▸ **What to do**
Reproduce all the lines exactly as they stand, apart from the pictures.

▸ **Data shown**
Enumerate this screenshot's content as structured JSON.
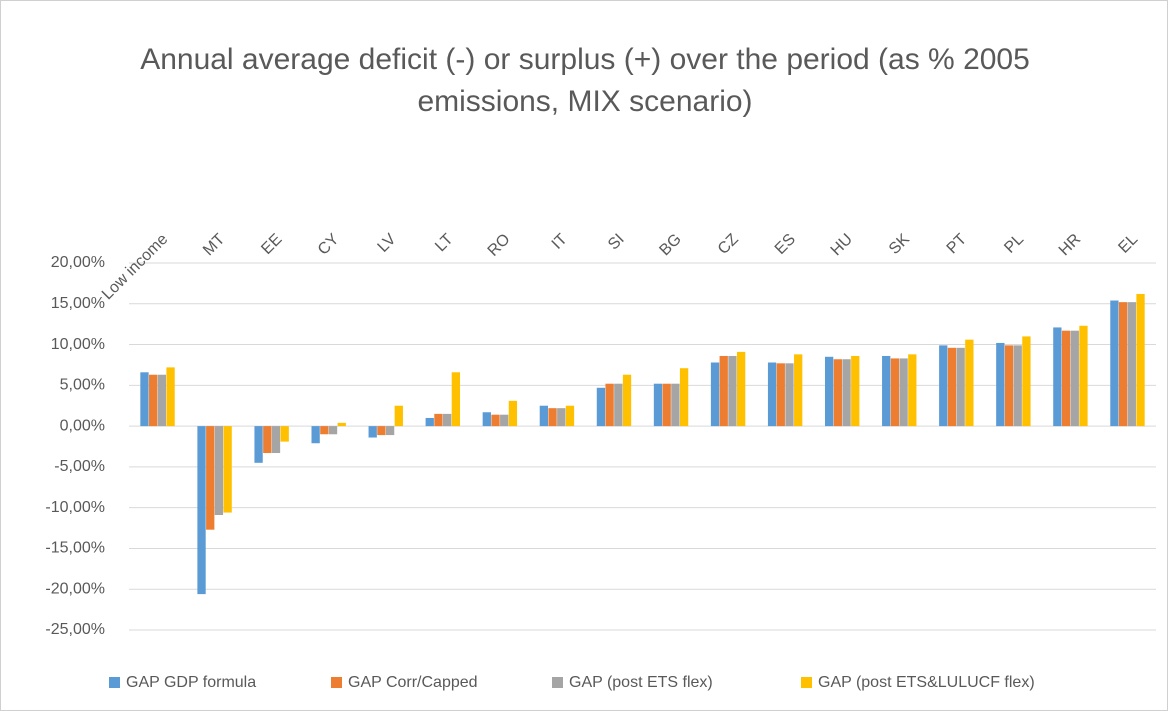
{
  "chart_data": {
    "type": "bar",
    "title": "Annual average deficit (-) or surplus (+) over the period (as % 2005 emissions, MIX scenario)",
    "categories": [
      "Low income",
      "MT",
      "EE",
      "CY",
      "LV",
      "LT",
      "RO",
      "IT",
      "SI",
      "BG",
      "CZ",
      "ES",
      "HU",
      "SK",
      "PT",
      "PL",
      "HR",
      "EL"
    ],
    "series": [
      {
        "name": "GAP GDP formula",
        "color": "#5b9bd5",
        "values": [
          6.6,
          -20.6,
          -4.5,
          -2.1,
          -1.4,
          1.0,
          1.7,
          2.5,
          4.7,
          5.2,
          7.8,
          7.8,
          8.5,
          8.6,
          9.9,
          10.2,
          12.1,
          15.4
        ]
      },
      {
        "name": "GAP Corr/Capped",
        "color": "#ed7d31",
        "values": [
          6.3,
          -12.7,
          -3.3,
          -1.0,
          -1.1,
          1.5,
          1.4,
          2.2,
          5.2,
          5.2,
          8.6,
          7.7,
          8.2,
          8.3,
          9.6,
          9.9,
          11.7,
          15.2
        ]
      },
      {
        "name": "GAP (post ETS flex)",
        "color": "#a5a5a5",
        "values": [
          6.3,
          -10.9,
          -3.3,
          -1.0,
          -1.1,
          1.5,
          1.4,
          2.2,
          5.2,
          5.2,
          8.6,
          7.7,
          8.2,
          8.3,
          9.6,
          9.9,
          11.7,
          15.2
        ]
      },
      {
        "name": "GAP (post ETS&LULUCF flex)",
        "color": "#ffc000",
        "values": [
          7.2,
          -10.6,
          -1.9,
          0.4,
          2.5,
          6.6,
          3.1,
          2.5,
          6.3,
          7.1,
          9.1,
          8.8,
          8.6,
          8.8,
          10.6,
          11.0,
          12.3,
          16.2
        ]
      }
    ],
    "ylim": [
      -25,
      20
    ],
    "yticks": [
      {
        "value": -25,
        "label": "-25,00%"
      },
      {
        "value": -20,
        "label": "-20,00%"
      },
      {
        "value": -15,
        "label": "-15,00%"
      },
      {
        "value": -10,
        "label": "-10,00%"
      },
      {
        "value": -5,
        "label": "-5,00%"
      },
      {
        "value": 0,
        "label": "0,00%"
      },
      {
        "value": 5,
        "label": "5,00%"
      },
      {
        "value": 10,
        "label": "10,00%"
      },
      {
        "value": 15,
        "label": "15,00%"
      },
      {
        "value": 20,
        "label": "20,00%"
      }
    ],
    "grid": true,
    "legend": "bottom"
  }
}
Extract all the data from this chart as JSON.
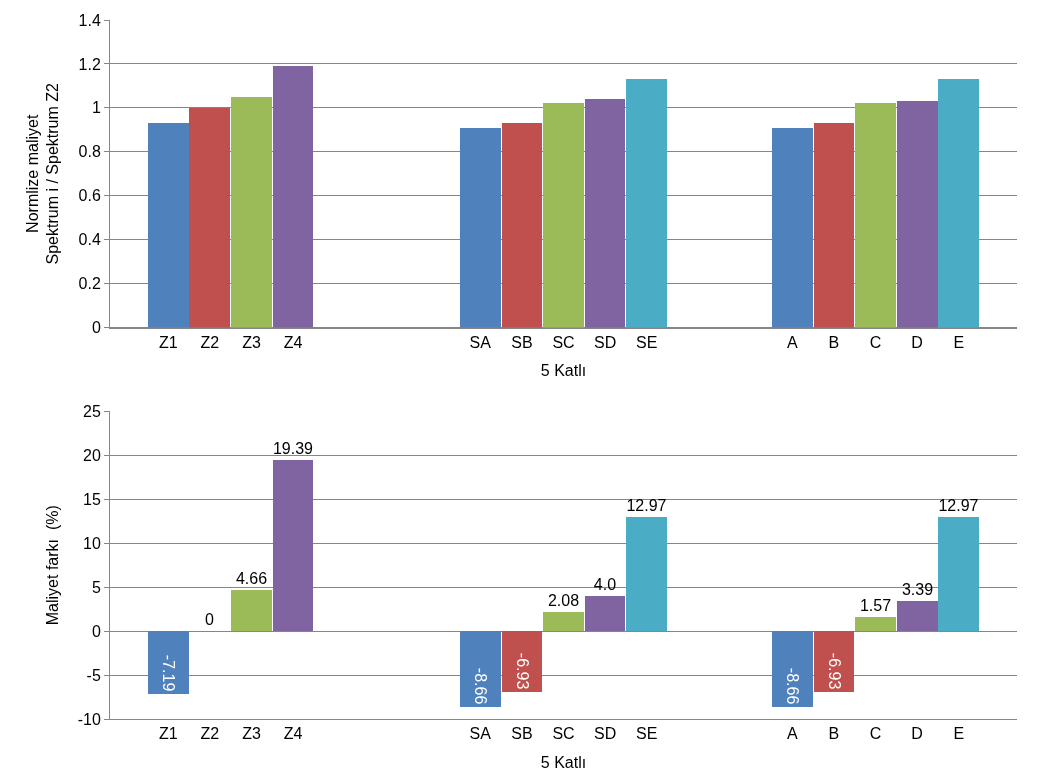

▸ **Task answer**
Enumerate this screenshot's content as structured JSON.
{
  "chart_data": {
    "type": "bar",
    "title": "Annual average deficit (-) or surplus (+) over the period (as % 2005 emissions, MIX scenario)",
    "categories": [
      "Low income",
      "MT",
      "EE",
      "CY",
      "LV",
      "LT",
      "RO",
      "IT",
      "SI",
      "BG",
      "CZ",
      "ES",
      "HU",
      "SK",
      "PT",
      "PL",
      "HR",
      "EL"
    ],
    "series": [
      {
        "name": "GAP GDP formula",
        "color": "#5b9bd5",
        "values": [
          6.6,
          -20.6,
          -4.5,
          -2.1,
          -1.4,
          1.0,
          1.7,
          2.5,
          4.7,
          5.2,
          7.8,
          7.8,
          8.5,
          8.6,
          9.9,
          10.2,
          12.1,
          15.4
        ]
      },
      {
        "name": "GAP Corr/Capped",
        "color": "#ed7d31",
        "values": [
          6.3,
          -12.7,
          -3.3,
          -1.0,
          -1.1,
          1.5,
          1.4,
          2.2,
          5.2,
          5.2,
          8.6,
          7.7,
          8.2,
          8.3,
          9.6,
          9.9,
          11.7,
          15.2
        ]
      },
      {
        "name": "GAP (post ETS flex)",
        "color": "#a5a5a5",
        "values": [
          6.3,
          -10.9,
          -3.3,
          -1.0,
          -1.1,
          1.5,
          1.4,
          2.2,
          5.2,
          5.2,
          8.6,
          7.7,
          8.2,
          8.3,
          9.6,
          9.9,
          11.7,
          15.2
        ]
      },
      {
        "name": "GAP (post ETS&LULUCF flex)",
        "color": "#ffc000",
        "values": [
          7.2,
          -10.6,
          -1.9,
          0.4,
          2.5,
          6.6,
          3.1,
          2.5,
          6.3,
          7.1,
          9.1,
          8.8,
          8.6,
          8.8,
          10.6,
          11.0,
          12.3,
          16.2
        ]
      }
    ],
    "ylim": [
      -25,
      20
    ],
    "yticks": [
      {
        "value": -25,
        "label": "-25,00%"
      },
      {
        "value": -20,
        "label": "-20,00%"
      },
      {
        "value": -15,
        "label": "-15,00%"
      },
      {
        "value": -10,
        "label": "-10,00%"
      },
      {
        "value": -5,
        "label": "-5,00%"
      },
      {
        "value": 0,
        "label": "0,00%"
      },
      {
        "value": 5,
        "label": "5,00%"
      },
      {
        "value": 10,
        "label": "10,00%"
      },
      {
        "value": 15,
        "label": "15,00%"
      },
      {
        "value": 20,
        "label": "20,00%"
      }
    ],
    "grid": true,
    "legend": "bottom"
  }
}
Extract all the data from this chart as JSON.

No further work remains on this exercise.